Format each line of the listing below as a JSON list of strings, one string per line, with blank lines left out. Leave the pictures out of your answer.

——————————

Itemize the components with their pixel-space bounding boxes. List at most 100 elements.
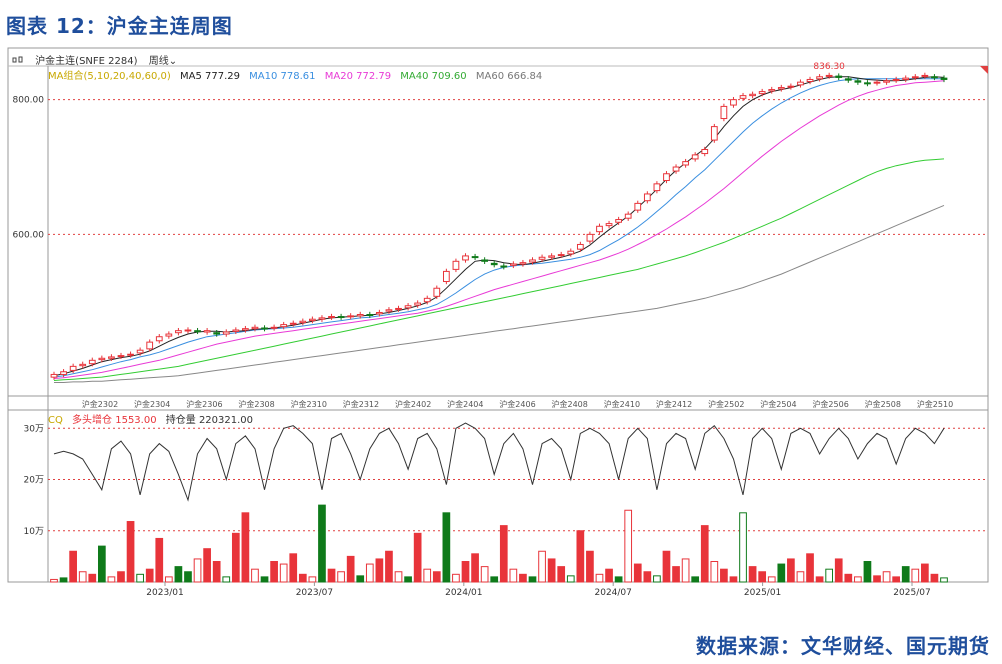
ma10-line: [53, 78, 944, 378]
source-note: 数据来源：文华财经、国元期货: [696, 634, 990, 658]
indicator-label[interactable]: CQ: [48, 415, 63, 426]
volume-bar: [346, 555, 355, 583]
chart-toolbar: 沪金主连(SNFE 2284) 周线⌄: [12, 52, 185, 67]
volume-bar: [672, 566, 680, 583]
candle-body: [251, 326, 259, 330]
volume-bar: [490, 576, 499, 583]
candle-body: [347, 315, 355, 318]
contract-label: 沪金2310: [291, 399, 327, 409]
volume-bar: [901, 566, 910, 583]
volume-bar: [432, 571, 441, 583]
volume-bar: [538, 550, 546, 583]
contract-label: 沪金2312: [343, 399, 379, 409]
volume-bar: [777, 563, 786, 583]
candle-body: [309, 318, 316, 322]
candle-body: [844, 78, 852, 81]
candle-body: [69, 365, 77, 371]
candle-body: [194, 330, 201, 333]
volume-bar: [423, 568, 432, 583]
candle-body: [299, 320, 307, 324]
volume-bar: [69, 550, 77, 583]
ma60-line: [54, 204, 945, 383]
candle-body: [203, 330, 211, 333]
volume-bar: [404, 576, 412, 583]
candle-body: [605, 223, 613, 227]
candle-body: [825, 74, 833, 77]
volume-bar: [863, 561, 872, 583]
volume-bar: [691, 576, 700, 583]
open-interest-line: [53, 422, 945, 502]
candle-body: [509, 263, 517, 266]
candle-body: [902, 77, 910, 80]
corner-marker: [980, 66, 988, 74]
contract-label: 沪金2502: [708, 399, 744, 409]
candle-body: [835, 75, 843, 78]
volume-bar: [222, 576, 231, 583]
volume-bar: [834, 558, 843, 583]
volume-bar: [787, 558, 795, 583]
ma40-value: MA40 709.60: [400, 71, 467, 82]
contract-label: 沪金2402: [395, 399, 431, 409]
volume-bar: [519, 573, 527, 583]
volume-bar: [700, 525, 709, 583]
ma-legend: MA组合(5,10,20,40,60,0) MA5 777.29 MA10 77…: [48, 67, 548, 82]
candle-body: [385, 309, 393, 312]
candlestick-icon[interactable]: [12, 56, 24, 67]
volume-bar: [375, 558, 384, 583]
candle-body: [50, 373, 58, 378]
volume-bar: [365, 563, 374, 583]
candle-body: [873, 81, 881, 84]
ma-legend-label[interactable]: MA组合(5,10,20,40,60,0): [48, 71, 171, 82]
ma20-line: [53, 80, 945, 379]
date-label: 2023/01: [146, 588, 183, 598]
volume-bar: [499, 525, 508, 583]
candle-body: [624, 213, 632, 219]
volume-bar: [452, 573, 460, 583]
volume-bar: [882, 571, 891, 583]
candle-body: [79, 363, 87, 367]
candle-body: [758, 91, 766, 95]
contract-label: 沪金2508: [865, 399, 901, 409]
volume-bar: [318, 504, 326, 583]
contract-label: 沪金2412: [656, 399, 692, 409]
volume-bar: [164, 576, 173, 583]
volume-bar: [557, 566, 566, 583]
instrument-label: 沪金主连(SNFE 2284): [35, 56, 138, 67]
volume-bar: [509, 568, 518, 583]
volume-bar: [461, 561, 470, 583]
candle-body: [490, 262, 498, 266]
volume-bar: [107, 576, 116, 583]
date-label: 2025/07: [893, 588, 930, 598]
candle-body: [146, 341, 154, 350]
candle-body: [433, 287, 441, 297]
volume-bar: [739, 512, 747, 583]
candle-body: [404, 305, 412, 309]
candle-body: [548, 255, 556, 258]
volume-bar: [815, 576, 824, 583]
volume-bar: [566, 575, 575, 583]
volume-bar: [356, 575, 365, 583]
indicator-legend: CQ 多头增仓 1553.00 持仓量 220321.00: [48, 411, 259, 426]
candle-body: [749, 93, 756, 97]
period-select[interactable]: 周线⌄: [149, 56, 177, 67]
candle-body: [481, 259, 489, 262]
indicator-tick-label: 10万: [24, 527, 44, 537]
volume-bar: [720, 568, 728, 583]
price-tick-label: 800.00: [13, 96, 45, 106]
candle-body: [376, 311, 383, 315]
volume-bar: [270, 561, 278, 583]
volume-bar: [117, 571, 125, 583]
candle-body: [739, 95, 747, 99]
volume-bar: [203, 548, 211, 583]
candle-body: [232, 329, 240, 332]
volume-bar: [413, 532, 422, 583]
contract-label: 沪金2408: [552, 399, 588, 409]
volume-bar: [88, 573, 97, 583]
volume-bar: [308, 576, 317, 583]
period-label: 周线: [148, 56, 169, 67]
candle-body: [270, 326, 278, 329]
figure-title: 图表 12：沪金主连周图: [6, 14, 233, 38]
candle-body: [682, 161, 689, 166]
candle-body: [529, 259, 536, 263]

——————————

■ The reply ■
[
  "Itemize the components with their pixel-space bounding boxes. List at most 100 elements.",
  "ma10-line: [53, 78, 944, 378]",
  "source-note: 数据来源：文华财经、国元期货: [696, 634, 990, 658]",
  "indicator-label[interactable]: CQ: [48, 415, 63, 426]",
  "volume-bar: [346, 555, 355, 583]",
  "chart-toolbar: 沪金主连(SNFE 2284) 周线⌄: [12, 52, 185, 67]",
  "volume-bar: [672, 566, 680, 583]",
  "candle-body: [251, 326, 259, 330]",
  "volume-bar: [490, 576, 499, 583]",
  "candle-body: [347, 315, 355, 318]",
  "contract-label: 沪金2310: [291, 399, 327, 409]",
  "volume-bar: [901, 566, 910, 583]",
  "volume-bar: [432, 571, 441, 583]",
  "volume-bar: [538, 550, 546, 583]",
  "contract-label: 沪金2312: [343, 399, 379, 409]",
  "volume-bar: [777, 563, 786, 583]",
  "candle-body: [309, 318, 316, 322]",
  "candle-body: [844, 78, 852, 81]",
  "candle-body: [69, 365, 77, 371]",
  "candle-body: [194, 330, 201, 333]",
  "volume-bar: [423, 568, 432, 583]",
  "candle-body: [299, 320, 307, 324]",
  "volume-bar: [69, 550, 77, 583]",
  "ma60-line: [54, 204, 945, 383]",
  "candle-body: [203, 330, 211, 333]",
  "volume-bar: [404, 576, 412, 583]",
  "candle-body: [605, 223, 613, 227]",
  "candle-body: [825, 74, 833, 77]",
  "volume-bar: [863, 561, 872, 583]",
  "volume-bar: [691, 576, 700, 583]",
  "open-interest-line: [53, 422, 945, 502]",
  "candle-body: [509, 263, 517, 266]",
  "candle-body: [902, 77, 910, 80]",
  "corner-marker: [980, 66, 988, 74]",
  "contract-label: 沪金2502: [708, 399, 744, 409]",
  "candle-body: [835, 75, 843, 78]",
  "volume-bar: [222, 576, 231, 583]",
  "volume-bar: [834, 558, 843, 583]",
  "volume-bar: [787, 558, 795, 583]",
  "ma40-value: MA40 709.60: [400, 71, 467, 82]",
  "contract-label: 沪金2402: [395, 399, 431, 409]",
  "volume-bar: [519, 573, 527, 583]",
  "volume-bar: [700, 525, 709, 583]",
  "ma-legend: MA组合(5,10,20,40,60,0) MA5 777.29 MA10 77…: [48, 67, 548, 82]",
  "candle-body: [385, 309, 393, 312]",
  "candlestick-icon[interactable]: [12, 56, 24, 67]",
  "volume-bar: [375, 558, 384, 583]",
  "candle-body: [50, 373, 58, 378]",
  "volume-bar: [365, 563, 374, 583]",
  "candle-body: [873, 81, 881, 84]",
  "ma-legend-label[interactable]: MA组合(5,10,20,40,60,0): [48, 71, 171, 82]",
  "ma20-line: [53, 80, 945, 379]",
  "date-label: 2023/01: [146, 588, 183, 598]",
  "volume-bar: [499, 525, 508, 583]",
  "candle-body: [624, 213, 632, 219]",
  "volume-bar: [452, 573, 460, 583]",
  "volume-bar: [882, 571, 891, 583]",
  "candle-body: [79, 363, 87, 367]",
  "candle-body: [758, 91, 766, 95]",
  "contract-label: 沪金2508: [865, 399, 901, 409]",
  "volume-bar: [318, 504, 326, 583]",
  "contract-label: 沪金2412: [656, 399, 692, 409]",
  "volume-bar: [164, 576, 173, 583]",
  "volume-bar: [557, 566, 566, 583]",
  "instrument-label: 沪金主连(SNFE 2284): [35, 56, 138, 67]",
  "volume-bar: [509, 568, 518, 583]",
  "volume-bar: [461, 561, 470, 583]",
  "candle-body: [490, 262, 498, 266]",
  "volume-bar: [107, 576, 116, 583]",
  "date-label: 2025/07: [893, 588, 930, 598]",
  "candle-body: [146, 341, 154, 350]",
  "candle-body: [433, 287, 441, 297]",
  "volume-bar: [739, 512, 747, 583]",
  "candle-body: [404, 305, 412, 309]",
  "candle-body: [548, 255, 556, 258]",
  "volume-bar: [815, 576, 824, 583]",
  "volume-bar: [566, 575, 575, 583]",
  "volume-bar: [356, 575, 365, 583]",
  "indicator-legend: CQ 多头增仓 1553.00 持仓量 220321.00: [48, 411, 259, 426]",
  "candle-body: [749, 93, 756, 97]",
  "period-select[interactable]: 周线⌄: [149, 56, 177, 67]",
  "candle-body: [481, 259, 489, 262]",
  "indicator-tick-label: 10万: [24, 527, 44, 537]",
  "volume-bar: [720, 568, 728, 583]",
  "price-tick-label: 800.00: [13, 96, 45, 106]",
  "candle-body: [376, 311, 383, 315]",
  "volume-bar: [270, 561, 278, 583]",
  "volume-bar: [117, 571, 125, 583]",
  "candle-body: [739, 95, 747, 99]",
  "volume-bar: [203, 548, 211, 583]",
  "candle-body: [232, 329, 240, 332]",
  "volume-bar: [413, 532, 422, 583]",
  "contract-label: 沪金2408: [552, 399, 588, 409]",
  "volume-bar: [88, 573, 97, 583]",
  "volume-bar: [308, 576, 317, 583]",
  "period-label: 周线: [148, 56, 169, 67]",
  "candle-body: [270, 326, 278, 329]",
  "figure-title: 图表 12：沪金主连周图: [6, 14, 233, 38]",
  "candle-body: [682, 161, 689, 166]",
  "candle-body: [529, 259, 536, 263]"
]